## start Records to process

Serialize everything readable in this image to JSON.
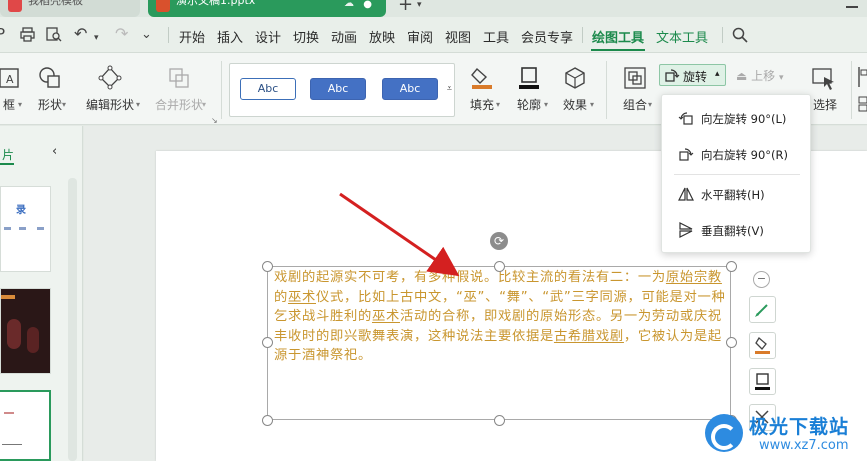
{
  "tabs": [
    {
      "label": "我稻壳模板"
    },
    {
      "label": "演示文稿1.pptx"
    }
  ],
  "menu": {
    "items": [
      "开始",
      "插入",
      "设计",
      "切换",
      "动画",
      "放映",
      "审阅",
      "视图",
      "工具",
      "会员专享"
    ],
    "drawing_tools": "绘图工具",
    "text_tools": "文本工具"
  },
  "ribbon": {
    "text_box_partial": "框",
    "shape": "形状",
    "edit_shape": "编辑形状",
    "merge_shape": "合并形状",
    "style_sample": "Abc",
    "fill": "填充",
    "outline": "轮廓",
    "effect": "效果",
    "group": "组合",
    "rotate": "旋转",
    "move_up": "上移",
    "select_partial": "选择"
  },
  "rotate_menu": {
    "items": [
      {
        "label": "向左旋转 90°(L)"
      },
      {
        "label": "向右旋转 90°(R)"
      },
      {
        "label": "水平翻转(H)"
      },
      {
        "label": "垂直翻转(V)"
      }
    ]
  },
  "left_panel": {
    "title_partial": "片",
    "thumb1_text": "录"
  },
  "slide": {
    "seg1": "戏剧的起源实不可考，有多种假说。比较主流的看法有二：一为",
    "link1": "原始宗教",
    "seg2": "的",
    "link2": "巫术",
    "seg3": "仪式，比如上古中文，“巫”、“舞”、“武”三字同源，可能是对一种乞求战斗胜利的",
    "link3": "巫术",
    "seg4": "活动的合称，即戏剧的原始形态。另一为劳动或庆祝丰收时的即兴歌舞表演，这种说法主要依据是",
    "link4": "古希腊戏剧",
    "seg5": "，它被认为是起源于酒神祭祀。",
    "text_color": "#c9962f"
  },
  "watermark": {
    "name": "极光下载站",
    "url": "www.xz7.com"
  },
  "colors": {
    "accent": "#1c8a4c",
    "arrow": "#d42020"
  }
}
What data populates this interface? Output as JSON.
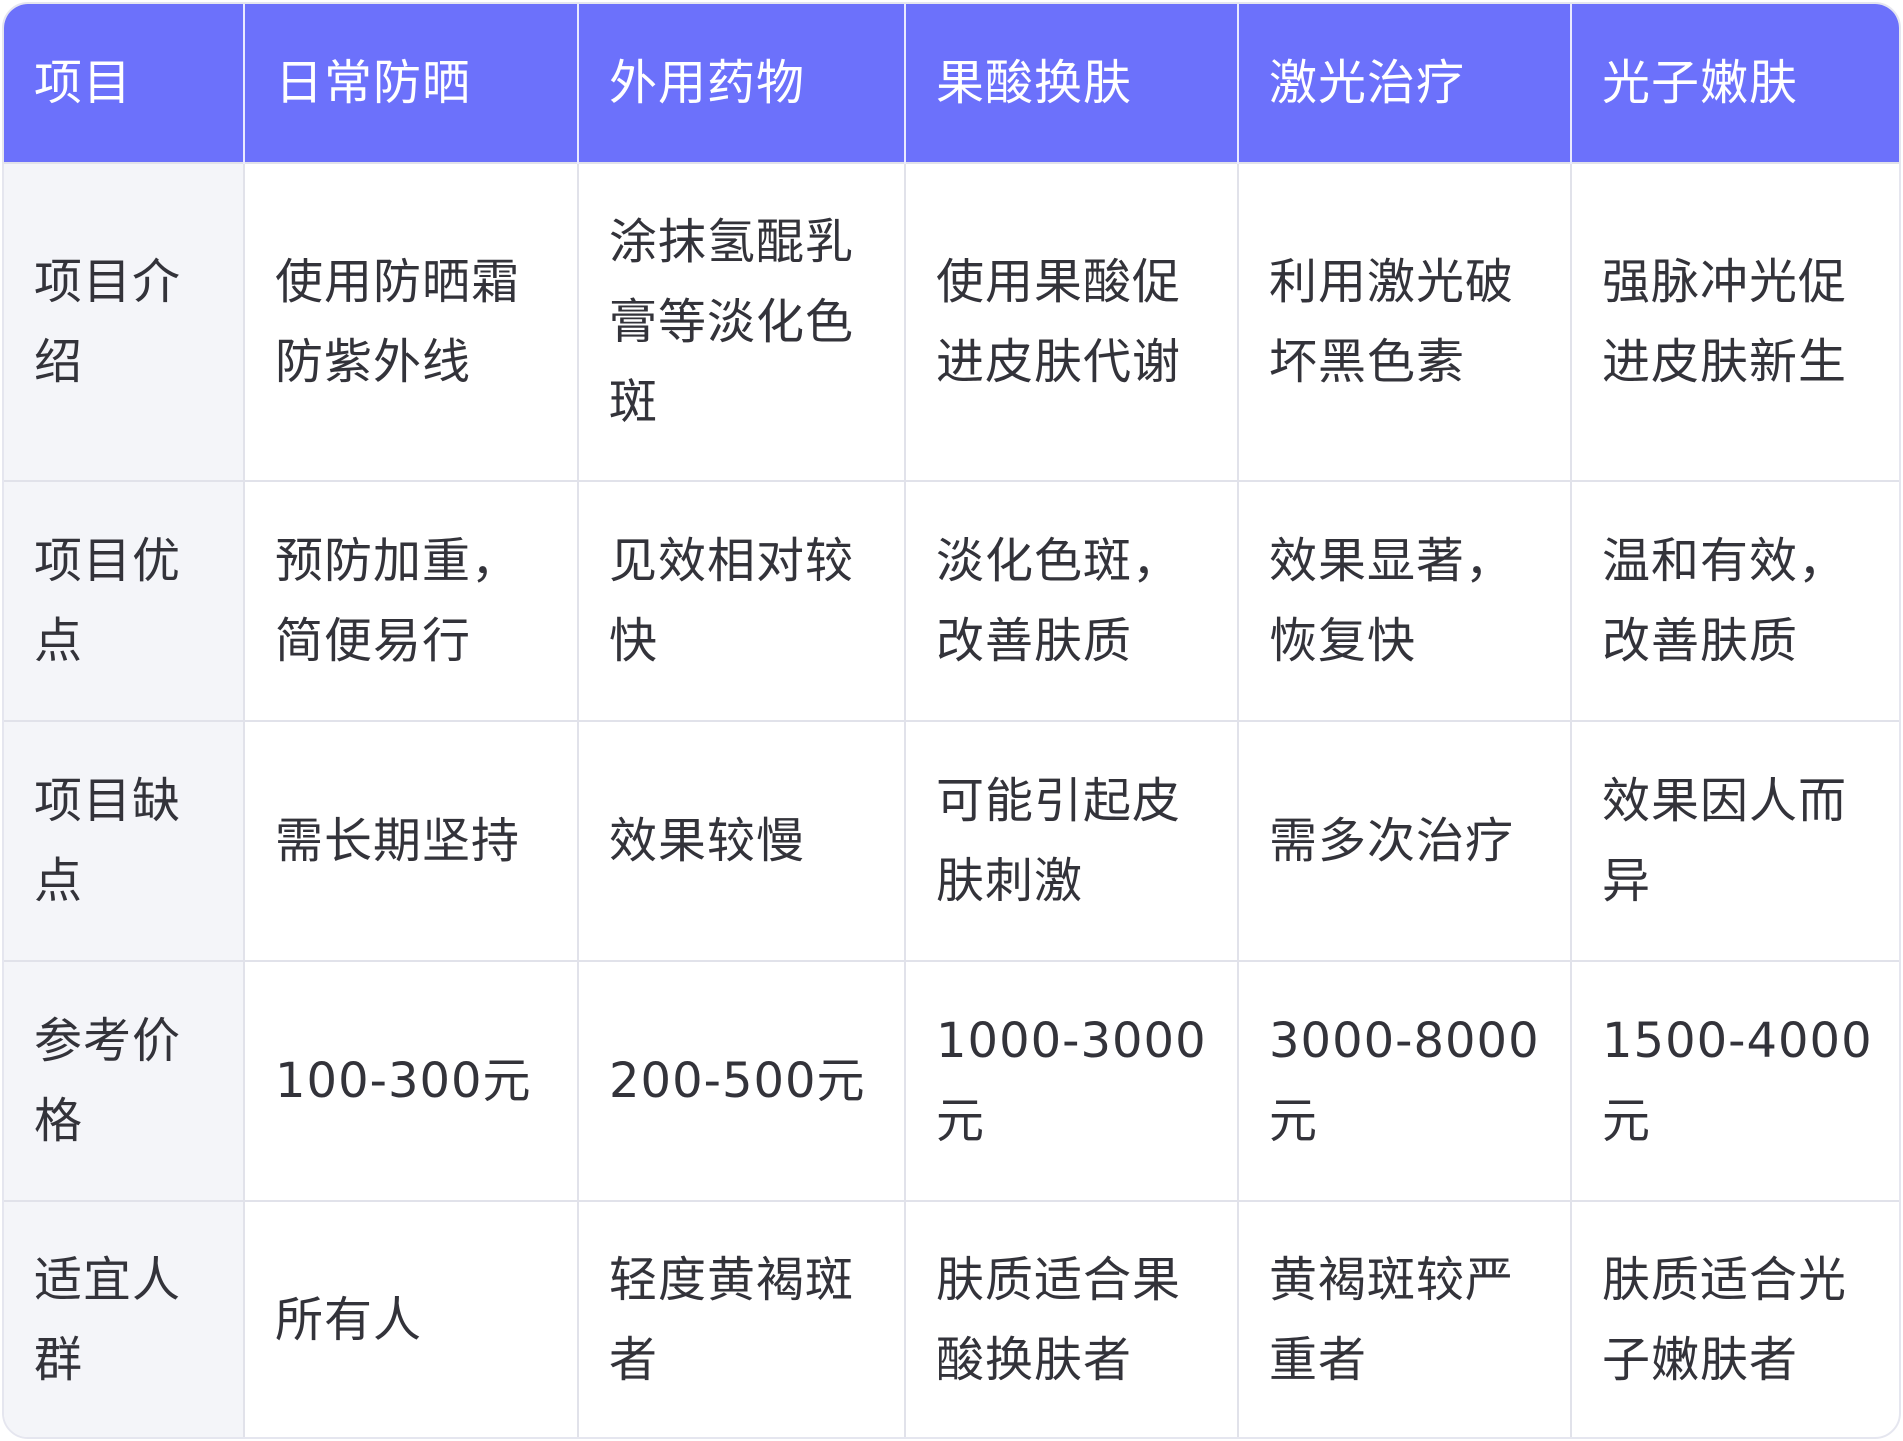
{
  "table": {
    "headers": [
      "项目",
      "日常防晒",
      "外用药物",
      "果酸换肤",
      "激光治疗",
      "光子嫩肤"
    ],
    "rows": [
      {
        "label": "项目介绍",
        "cells": [
          "使用防晒霜防紫外线",
          "涂抹氢醌乳膏等淡化色斑",
          "使用果酸促进皮肤代谢",
          "利用激光破坏黑色素",
          "强脉冲光促进皮肤新生"
        ]
      },
      {
        "label": "项目优点",
        "cells": [
          "预防加重，简便易行",
          "见效相对较快",
          "淡化色斑，改善肤质",
          "效果显著，恢复快",
          "温和有效，改善肤质"
        ]
      },
      {
        "label": "项目缺点",
        "cells": [
          "需长期坚持",
          "效果较慢",
          "可能引起皮肤刺激",
          "需多次治疗",
          "效果因人而异"
        ]
      },
      {
        "label": "参考价格",
        "cells": [
          "100-300元",
          "200-500元",
          "1000-3000元",
          "3000-8000元",
          "1500-4000元"
        ]
      },
      {
        "label": "适宜人群",
        "cells": [
          "所有人",
          "轻度黄褐斑者",
          "肤质适合果酸换肤者",
          "黄褐斑较严重者",
          "肤质适合光子嫩肤者"
        ]
      }
    ]
  },
  "colors": {
    "header_bg": "#6c71fb",
    "header_text": "#ffffff",
    "row_label_bg": "#f4f5f9",
    "body_text": "#33333a",
    "grid_line": "#e1e2ea"
  }
}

## end Records to process

_Description of the task_.
Reproduce the whole listing word for word, setting aside any pictures.

_Reply_.
Serialize everything readable in this image to JSON.
{
  "tabs": [
    {
      "label": "我稻壳模板"
    },
    {
      "label": "演示文稿1.pptx"
    }
  ],
  "menu": {
    "items": [
      "开始",
      "插入",
      "设计",
      "切换",
      "动画",
      "放映",
      "审阅",
      "视图",
      "工具",
      "会员专享"
    ],
    "drawing_tools": "绘图工具",
    "text_tools": "文本工具"
  },
  "ribbon": {
    "text_box_partial": "框",
    "shape": "形状",
    "edit_shape": "编辑形状",
    "merge_shape": "合并形状",
    "style_sample": "Abc",
    "fill": "填充",
    "outline": "轮廓",
    "effect": "效果",
    "group": "组合",
    "rotate": "旋转",
    "move_up": "上移",
    "select_partial": "选择"
  },
  "rotate_menu": {
    "items": [
      {
        "label": "向左旋转 90°(L)"
      },
      {
        "label": "向右旋转 90°(R)"
      },
      {
        "label": "水平翻转(H)"
      },
      {
        "label": "垂直翻转(V)"
      }
    ]
  },
  "left_panel": {
    "title_partial": "片",
    "thumb1_text": "录"
  },
  "slide": {
    "seg1": "戏剧的起源实不可考，有多种假说。比较主流的看法有二：一为",
    "link1": "原始宗教",
    "seg2": "的",
    "link2": "巫术",
    "seg3": "仪式，比如上古中文，“巫”、“舞”、“武”三字同源，可能是对一种乞求战斗胜利的",
    "link3": "巫术",
    "seg4": "活动的合称，即戏剧的原始形态。另一为劳动或庆祝丰收时的即兴歌舞表演，这种说法主要依据是",
    "link4": "古希腊戏剧",
    "seg5": "，它被认为是起源于酒神祭祀。",
    "text_color": "#c9962f"
  },
  "watermark": {
    "name": "极光下载站",
    "url": "www.xz7.com"
  },
  "colors": {
    "accent": "#1c8a4c",
    "arrow": "#d42020"
  }
}
What data populates this interface? Output as JSON.
{
  "table": {
    "headers": [
      "项目",
      "日常防晒",
      "外用药物",
      "果酸换肤",
      "激光治疗",
      "光子嫩肤"
    ],
    "rows": [
      {
        "label": "项目介绍",
        "cells": [
          "使用防晒霜防紫外线",
          "涂抹氢醌乳膏等淡化色斑",
          "使用果酸促进皮肤代谢",
          "利用激光破坏黑色素",
          "强脉冲光促进皮肤新生"
        ]
      },
      {
        "label": "项目优点",
        "cells": [
          "预防加重，简便易行",
          "见效相对较快",
          "淡化色斑，改善肤质",
          "效果显著，恢复快",
          "温和有效，改善肤质"
        ]
      },
      {
        "label": "项目缺点",
        "cells": [
          "需长期坚持",
          "效果较慢",
          "可能引起皮肤刺激",
          "需多次治疗",
          "效果因人而异"
        ]
      },
      {
        "label": "参考价格",
        "cells": [
          "100-300元",
          "200-500元",
          "1000-3000元",
          "3000-8000元",
          "1500-4000元"
        ]
      },
      {
        "label": "适宜人群",
        "cells": [
          "所有人",
          "轻度黄褐斑者",
          "肤质适合果酸换肤者",
          "黄褐斑较严重者",
          "肤质适合光子嫩肤者"
        ]
      }
    ]
  },
  "colors": {
    "header_bg": "#6c71fb",
    "header_text": "#ffffff",
    "row_label_bg": "#f4f5f9",
    "body_text": "#33333a",
    "grid_line": "#e1e2ea"
  }
}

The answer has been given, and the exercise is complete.